» Consigne: Poursuivez le texte ci-dessous sur le festival « Des souris, des hommes » à partir de sa dernière phrase.

» Extrait cité:
++++

IVANA MÜLLER, PHILIPPE QUESNE ET MARIANO PENSOTTI AU FESTIVAL « DES SOURIS, DES HOMMES »

El pasado es un

Mariano Pensotti, Philippe Quesne et Ivana Müller / Festival international arts de la scène « Des souris, des hommes » # 7 , du 16 janvier au 1er février 2014. / Le Carré / Les Colonnes St-médard-en-jalles, Blanquefort, Artigues-près-bordeaux, Bordeaux.

Pour sa septième édition, le festival « Des souris, des hommes » réunit des artistes internationaux (huit pays représentés : Allemagne, Argentine, Croatie, Espagne, France, Italie, Portugal, Suisse) dont le point commun est de proposer de nouvelles écritures scéniques faisant éclater de manière jubilatoire (que d’aucuns nommeront iconoclaste) les codes de la représentation. Pendant cette deuxième quinzaine de janvier, au travers de treize créations, réparties sur sept lieux de la communauté urbaine de Bordeaux, Sylvie Violan, directrice de la scène conventionnée Le Carré – Les Colonnes, donne vie, elle et tous ceux qui lui sont associés, au projet audacieux d’inviter en Aquitaine quelques représentants notoires de l’ avant-garde de la scène contemporaine.

Alors d’emblée, dissipons tout malentendu quant au titre de ce festival qui pourrait paraître peu adapté aux tendances actuelles qu’il entend promouvoir, pour ne pas dire même totalement ringard si on le réfère au roman de John Steinbeck ; il n’en est évidemment rien, ses sources se trouvant dans les premiers festivals dédiés au rapport entre les nouvelles technologies (d’où « les souris » des claviers) et l’humain. Si ce titre manque sa cible en créant un halo d’illisibilité, il crée une césure avec son contenu, générant ainsi l’effet de surprise qui ne manquera pas d’être amplifié de manière exponentielle par la nature même des spectacles convoquant tour à tour les univers de la performance, de la création multimédia, des installations plastiques, du spectacle « immersif » où les frontières entre public et acteurs deviennent caduques, ou encore des dispositifs scéniques rompant avec les antiennes du théâtre.

++++

» Lignes de données:
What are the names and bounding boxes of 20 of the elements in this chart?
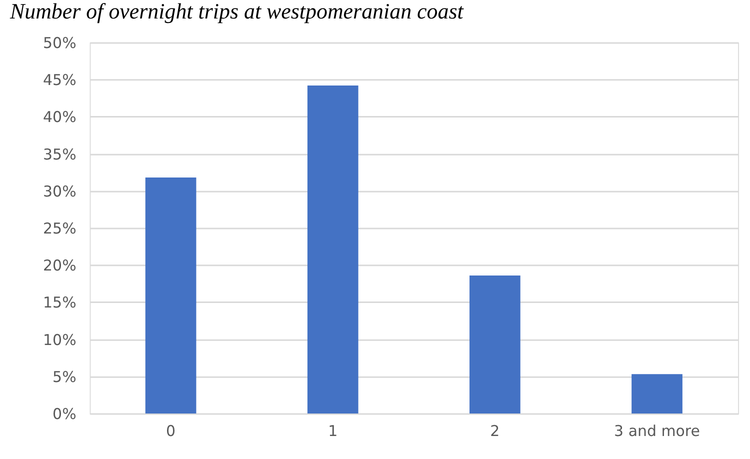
x-tick-label: 2	[490, 422, 500, 440]
bar	[307, 86, 358, 414]
y-tick-label: 0%	[52, 404, 76, 423]
bar	[145, 178, 196, 414]
y-tick-label: 30%	[43, 182, 76, 200]
x-tick-label: 1	[328, 422, 338, 440]
y-tick-label: 10%	[43, 330, 76, 349]
bar	[470, 275, 520, 414]
y-tick-label: 45%	[43, 71, 76, 90]
y-tick-label: 25%	[43, 219, 76, 238]
chart-title: Number of overnight trips at westpomeranian coast	[8, 0, 464, 24]
y-tick-label: 5%	[52, 368, 76, 386]
y-tick-label: 50%	[43, 34, 76, 52]
y-tick-label: 40%	[43, 108, 76, 126]
y-tick-label: 35%	[43, 145, 76, 164]
x-tick-label: 3 and more	[614, 422, 700, 440]
bar	[632, 374, 682, 414]
y-tick-label: 20%	[43, 256, 76, 275]
y-tick-label: 15%	[43, 294, 76, 312]
x-tick-label: 0	[166, 422, 176, 440]
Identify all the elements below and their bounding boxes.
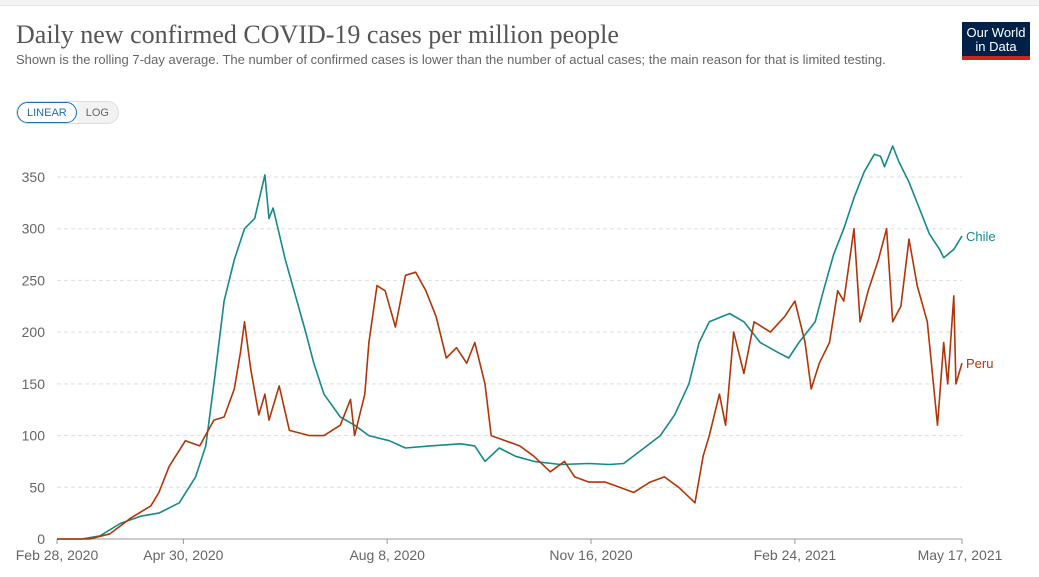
series-label-peru: Peru (966, 356, 993, 371)
chart-title: Daily new confirmed COVID-19 cases per m… (16, 20, 619, 49)
log-button[interactable]: LOG (76, 102, 118, 123)
linear-button[interactable]: LINEAR (17, 102, 77, 123)
x-tick-label: Nov 16, 2020 (549, 547, 632, 563)
scale-toggle: LINEAR LOG (16, 101, 119, 124)
y-tick-label: 200 (22, 324, 46, 340)
x-tick-label: Apr 30, 2020 (143, 547, 223, 563)
x-tick-label: Feb 28, 2020 (16, 547, 99, 563)
x-tick-label: Aug 8, 2020 (349, 547, 425, 563)
series-label-chile: Chile (966, 229, 996, 244)
y-tick-label: 250 (22, 272, 46, 288)
series-line-peru (57, 227, 963, 540)
y-tick-label: 300 (22, 221, 46, 237)
y-tick-label: 350 (22, 169, 46, 185)
y-tick-label: 50 (29, 479, 45, 495)
series-line-chile (57, 145, 963, 540)
chart-subtitle: Shown is the rolling 7-day average. The … (16, 52, 886, 67)
y-tick-label: 100 (22, 428, 46, 444)
top-bar (0, 0, 1039, 6)
y-tick-label: 0 (37, 531, 45, 547)
x-tick-label: May 17, 2021 (918, 547, 1003, 563)
x-tick-label: Feb 24, 2021 (754, 547, 837, 563)
owid-logo[interactable]: Our World in Data (962, 22, 1030, 60)
y-tick-label: 150 (22, 376, 46, 392)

++++

» Réponse attendue:
Quelques-unes des oeuvres présentées …
El pasado es un animal grotesco de Mariano Pensotti : créée en 2010 au Teatro Sarmiento de Buenos Aires, la scénographie imaginée pour cette production donne le vertige, celui procuré par le mouvement du carrousel (partagé en quadrants accueillant chacun l’une des différentes pièces d’un immeuble) qui n’arrête pas de tourner devant nos yeux. Si on y ajoute le tourbillon incessant de mots qui jaillit sur ce plateau mû par un mouvement circulaire propre à signifier que nos vies sont prises dans une compulsion de répétitions dont on ne peut s’extraire (où est le début et la fin d’un cercle ? … tous ses points étant équidistants d’un centre, noyau dur, perdu dans les profondeurs de nos origines), on comprend que notre imaginaire soit mis en mouvement pour ne pas dire en totale ébullition.

Sur ce manège qui n’en finit pas de tourner, quatre « interprètes », incarnant les parcours chaotiques de douze personnages en quête de sens, celui de leur vie, vont défiler et, avec eux, ce sont les événements de dix années (de 1999 à 2009) vécues dans le Buenos Aires secoué par la crise qui vont surgir des boîtes (de Pandore ?) où ils étaient soigneusement rangés ; les petites histoires sur fond de la grande histoire. Il y a là Mario, qui rêve d’Hollywood, Laura qui vole les économies de son boucher de père pour aller faire carrière à Paris, Pablo qui se rêve Mick Jagger et dans le même temps ne sait que faire d’un colis macabre reçu par la poste, Vicky qui découvre des éléments des plus perturbants sur son géniteur de père à double vie. Ces fragments de discours, amoureux ou non, apparaissent comme des éclats arrachés au temps qui se répète, insiste, parfois avec des hoquets qui cassent le retour de l’identique et projettent dans d’autres perspectives elles-mêmes aussitôt prises dans les mailles du déjà-là.

Et l’effet est d’autant plus troublant, que tour à tour, et sans solution de continuité, les comédiens échappent à leur rôle pour se saisir d’un micro et commenter en direct les faits et gestes de leurs coreligionnaires. Que seraient nos vies sans les récits qui les racontent ? Que seraient nos existences sans les « pellicules » ou autres rubans sonores qui les enregistrent et leur confèrent droit de cité ?

Le passé présentifié apparaît alors comme une hydre qui, au travers des métamorphoses liées aux résurgences protéiformes du souvenir modelé par les prismes du moment, envahit nos existences, à la fois uniques et universelles tant l’histoire individuelle et l’Histoire sont siamoises. En mixant ainsi matière documentaire, biographique (clichés photographiques abandonnés dans des poubelles ayant servi de bases de données pour construire les personnages), et fiction, Pensotti projette sur le plateau tous les ingrédients d’une fresque moderne qui n’est pas sans évoquer ceux de la tragédie antique. « El pasado es un animal grotesco », on ne peut qu’acquiescer!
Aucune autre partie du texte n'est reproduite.